▶ [RECORDS PROVIDED]
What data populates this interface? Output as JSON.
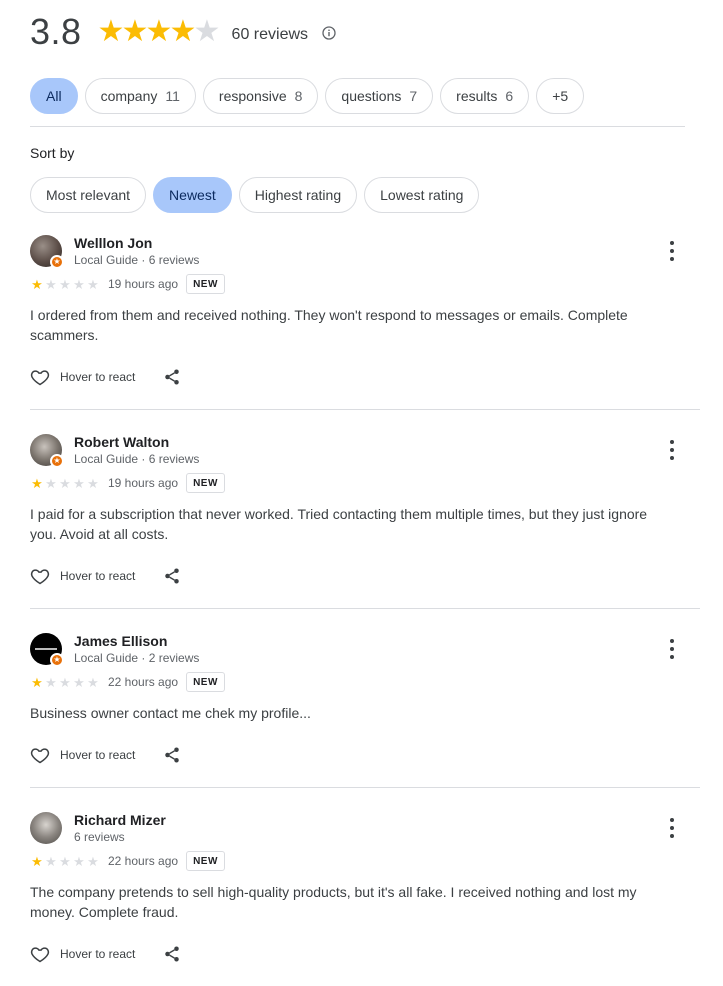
{
  "summary": {
    "rating": "3.8",
    "stars_filled": 4,
    "review_count": "60 reviews",
    "star_color": "#fbbc04",
    "star_empty_color": "#dadce0"
  },
  "topic_chips": [
    {
      "label": "All",
      "count": "",
      "selected": true
    },
    {
      "label": "company",
      "count": "11",
      "selected": false
    },
    {
      "label": "responsive",
      "count": "8",
      "selected": false
    },
    {
      "label": "questions",
      "count": "7",
      "selected": false
    },
    {
      "label": "results",
      "count": "6",
      "selected": false
    },
    {
      "label": "+5",
      "count": "",
      "selected": false
    }
  ],
  "sort": {
    "label": "Sort by",
    "options": [
      {
        "label": "Most relevant",
        "selected": false
      },
      {
        "label": "Newest",
        "selected": true
      },
      {
        "label": "Highest rating",
        "selected": false
      },
      {
        "label": "Lowest rating",
        "selected": false
      }
    ]
  },
  "reviews": [
    {
      "name": "Welllon Jon",
      "meta": "Local Guide · 6 reviews",
      "rating": 1,
      "time": "19 hours ago",
      "badge": "NEW",
      "text": "I ordered from them and received nothing. They won't respond to messages or emails. Complete scammers.",
      "react_label": "Hover to react"
    },
    {
      "name": "Robert Walton",
      "meta": "Local Guide · 6 reviews",
      "rating": 1,
      "time": "19 hours ago",
      "badge": "NEW",
      "text": "I paid for a subscription that never worked. Tried contacting them multiple times, but they just ignore you. Avoid at all costs.",
      "react_label": "Hover to react"
    },
    {
      "name": "James Ellison",
      "meta": "Local Guide · 2 reviews",
      "rating": 1,
      "time": "22 hours ago",
      "badge": "NEW",
      "text": "Business owner contact me chek my profile...",
      "react_label": "Hover to react"
    },
    {
      "name": "Richard Mizer",
      "meta": "6 reviews",
      "rating": 1,
      "time": "22 hours ago",
      "badge": "NEW",
      "text": "The company pretends to sell high-quality products, but it's all fake. I received nothing and lost my money. Complete fraud.",
      "react_label": "Hover to react"
    }
  ]
}
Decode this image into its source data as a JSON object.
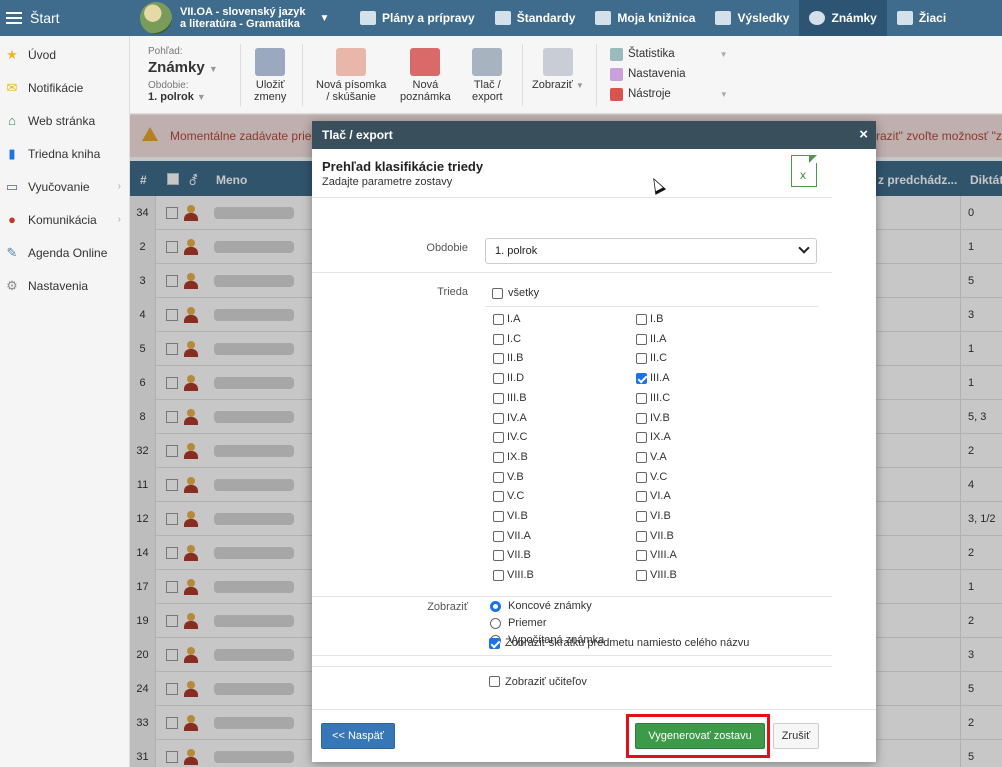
{
  "topbar": {
    "start_label": "Štart",
    "subject_line1": "VII.OA - slovenský jazyk",
    "subject_line2": "a literatúra - Gramatika",
    "nav": [
      {
        "label": "Plány a prípravy",
        "icon": "briefcase-icon"
      },
      {
        "label": "Štandardy",
        "icon": "shield-icon"
      },
      {
        "label": "Moja knižnica",
        "icon": "library-icon"
      },
      {
        "label": "Výsledky",
        "icon": "bar-chart-icon"
      },
      {
        "label": "Známky",
        "icon": "grades-icon",
        "active": true
      },
      {
        "label": "Žiaci",
        "icon": "students-icon"
      }
    ]
  },
  "sidebar": {
    "items": [
      {
        "label": "Úvod",
        "icon": "star-icon",
        "color": "#f0b429"
      },
      {
        "label": "Notifikácie",
        "icon": "envelope-icon",
        "color": "#f0b429"
      },
      {
        "label": "Web stránka",
        "icon": "home-icon",
        "color": "#2e8b57"
      },
      {
        "label": "Triedna kniha",
        "icon": "book-icon",
        "color": "#1a73e8"
      },
      {
        "label": "Vyučovanie",
        "icon": "open-book-icon",
        "color": "#3a6ea5",
        "submenu": true
      },
      {
        "label": "Komunikácia",
        "icon": "chat-icon",
        "color": "#c0392b",
        "submenu": true
      },
      {
        "label": "Agenda Online",
        "icon": "pen-icon",
        "color": "#4a7fb5"
      },
      {
        "label": "Nastavenia",
        "icon": "gear-icon",
        "color": "#888888"
      }
    ]
  },
  "toolbar": {
    "view_label": "Pohľad:",
    "view_value": "Známky",
    "period_label": "Obdobie:",
    "period_value": "1. polrok",
    "save_line1": "Uložiť",
    "save_line2": "zmeny",
    "new_test_line1": "Nová písomka",
    "new_test_line2": "/ skúšanie",
    "new_note_line1": "Nová",
    "new_note_line2": "poznámka",
    "print_line1": "Tlač /",
    "print_line2": "export",
    "show_label": "Zobraziť",
    "statistics_label": "Štatistika",
    "settings_label": "Nastavenia",
    "tools_label": "Nástroje"
  },
  "warning": {
    "text_left": "Momentálne zadávate priebe",
    "text_right": "razit\" zvoľte možnosť \"zn"
  },
  "table": {
    "headers": {
      "num": "#",
      "name": "Meno",
      "prev": "z predchádz...",
      "dictation": "Diktát"
    },
    "rows": [
      {
        "num": "34",
        "val": "0"
      },
      {
        "num": "2",
        "val": "1"
      },
      {
        "num": "3",
        "val": "5"
      },
      {
        "num": "4",
        "val": "3"
      },
      {
        "num": "5",
        "val": "1"
      },
      {
        "num": "6",
        "val": "1"
      },
      {
        "num": "8",
        "val": "5,  3"
      },
      {
        "num": "32",
        "val": "2"
      },
      {
        "num": "11",
        "val": "4"
      },
      {
        "num": "12",
        "val": "3,  1/2"
      },
      {
        "num": "14",
        "val": "2"
      },
      {
        "num": "17",
        "val": "1"
      },
      {
        "num": "19",
        "val": "2"
      },
      {
        "num": "20",
        "val": "3"
      },
      {
        "num": "24",
        "val": "5"
      },
      {
        "num": "33",
        "val": "2"
      },
      {
        "num": "31",
        "val": "5"
      }
    ]
  },
  "modal": {
    "header_title": "Tlač / export",
    "close_symbol": "×",
    "title": "Prehľad klasifikácie triedy",
    "subtitle": "Zadajte parametre zostavy",
    "excel_symbol": "x",
    "period_label": "Obdobie",
    "period_value": "1. polrok",
    "class_label": "Trieda",
    "all_label": "všetky",
    "classes": [
      {
        "label": "I.A",
        "checked": false
      },
      {
        "label": "I.B",
        "checked": false
      },
      {
        "label": "I.C",
        "checked": false
      },
      {
        "label": "II.A",
        "checked": false
      },
      {
        "label": "II.B",
        "checked": false
      },
      {
        "label": "II.C",
        "checked": false
      },
      {
        "label": "II.D",
        "checked": false
      },
      {
        "label": "III.A",
        "checked": true
      },
      {
        "label": "III.B",
        "checked": false
      },
      {
        "label": "III.C",
        "checked": false
      },
      {
        "label": "IV.A",
        "checked": false
      },
      {
        "label": "IV.B",
        "checked": false
      },
      {
        "label": "IV.C",
        "checked": false
      },
      {
        "label": "IX.A",
        "checked": false
      },
      {
        "label": "IX.B",
        "checked": false
      },
      {
        "label": "V.A",
        "checked": false
      },
      {
        "label": "V.B",
        "checked": false
      },
      {
        "label": "V.C",
        "checked": false
      },
      {
        "label": "V.C",
        "checked": false
      },
      {
        "label": "VI.A",
        "checked": false
      },
      {
        "label": "VI.B",
        "checked": false
      },
      {
        "label": "VI.B",
        "checked": false
      },
      {
        "label": "VII.A",
        "checked": false
      },
      {
        "label": "VII.B",
        "checked": false
      },
      {
        "label": "VII.B",
        "checked": false
      },
      {
        "label": "VIII.A",
        "checked": false
      },
      {
        "label": "VIII.B",
        "checked": false
      },
      {
        "label": "VIII.B",
        "checked": false
      }
    ],
    "show_label": "Zobraziť",
    "show_options": [
      {
        "label": "Koncové známky",
        "selected": true
      },
      {
        "label": "Priemer",
        "selected": false
      },
      {
        "label": "Vypočítaná známka",
        "selected": false
      }
    ],
    "abbrev_label": "Zobraziť skratku predmetu namiesto celého názvu",
    "abbrev_checked": true,
    "teachers_label": "Zobraziť učiteľov",
    "teachers_checked": false,
    "back_label": "<< Naspäť",
    "generate_label": "Vygenerovať zostavu",
    "cancel_label": "Zrušiť"
  }
}
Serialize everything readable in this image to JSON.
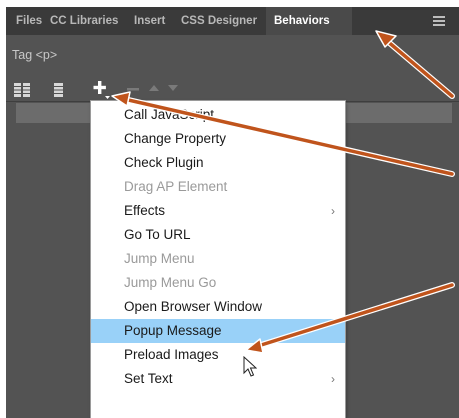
{
  "tabs": [
    {
      "label": "Files",
      "active": false
    },
    {
      "label": "CC Libraries",
      "active": false
    },
    {
      "label": "Insert",
      "active": false
    },
    {
      "label": "CSS Designer",
      "active": false
    },
    {
      "label": "Behaviors",
      "active": true
    }
  ],
  "tag_label": "Tag <p>",
  "toolbar": {
    "icons": [
      "show-set-events-icon",
      "show-all-events-icon",
      "add-behavior-icon",
      "remove-behavior-icon",
      "move-up-icon",
      "move-down-icon"
    ]
  },
  "menu": {
    "items": [
      {
        "label": "Call JavaScript",
        "disabled": false,
        "submenu": false,
        "selected": false
      },
      {
        "label": "Change Property",
        "disabled": false,
        "submenu": false,
        "selected": false
      },
      {
        "label": "Check Plugin",
        "disabled": false,
        "submenu": false,
        "selected": false
      },
      {
        "label": "Drag AP Element",
        "disabled": true,
        "submenu": false,
        "selected": false
      },
      {
        "label": "Effects",
        "disabled": false,
        "submenu": true,
        "selected": false
      },
      {
        "label": "Go To URL",
        "disabled": false,
        "submenu": false,
        "selected": false
      },
      {
        "label": "Jump Menu",
        "disabled": true,
        "submenu": false,
        "selected": false
      },
      {
        "label": "Jump Menu Go",
        "disabled": true,
        "submenu": false,
        "selected": false
      },
      {
        "label": "Open Browser Window",
        "disabled": false,
        "submenu": false,
        "selected": false
      },
      {
        "label": "Popup Message",
        "disabled": false,
        "submenu": false,
        "selected": true
      },
      {
        "label": "Preload Images",
        "disabled": false,
        "submenu": false,
        "selected": false
      },
      {
        "label": "Set Text",
        "disabled": false,
        "submenu": true,
        "selected": false
      }
    ],
    "submenu_glyph": "›"
  },
  "colors": {
    "panel_bg": "#535353",
    "tabbar_bg": "#3a3a3a",
    "active_tab_bg": "#4a4a4a",
    "menu_selected": "#99d1f8",
    "annotation_arrow": "#c0541c"
  }
}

▶ [TASK TO COMPLETE] Show each line of the data that contains the string "nothing".

▶ [FULL OUTPUT]
      "text": "I ordered from them and received nothing. They won't respond to messages or emails. Complete scammers.",
      "text": "The company pretends to sell high-quality products, but it's all fake. I received nothing and lost my money. Complete fraud.",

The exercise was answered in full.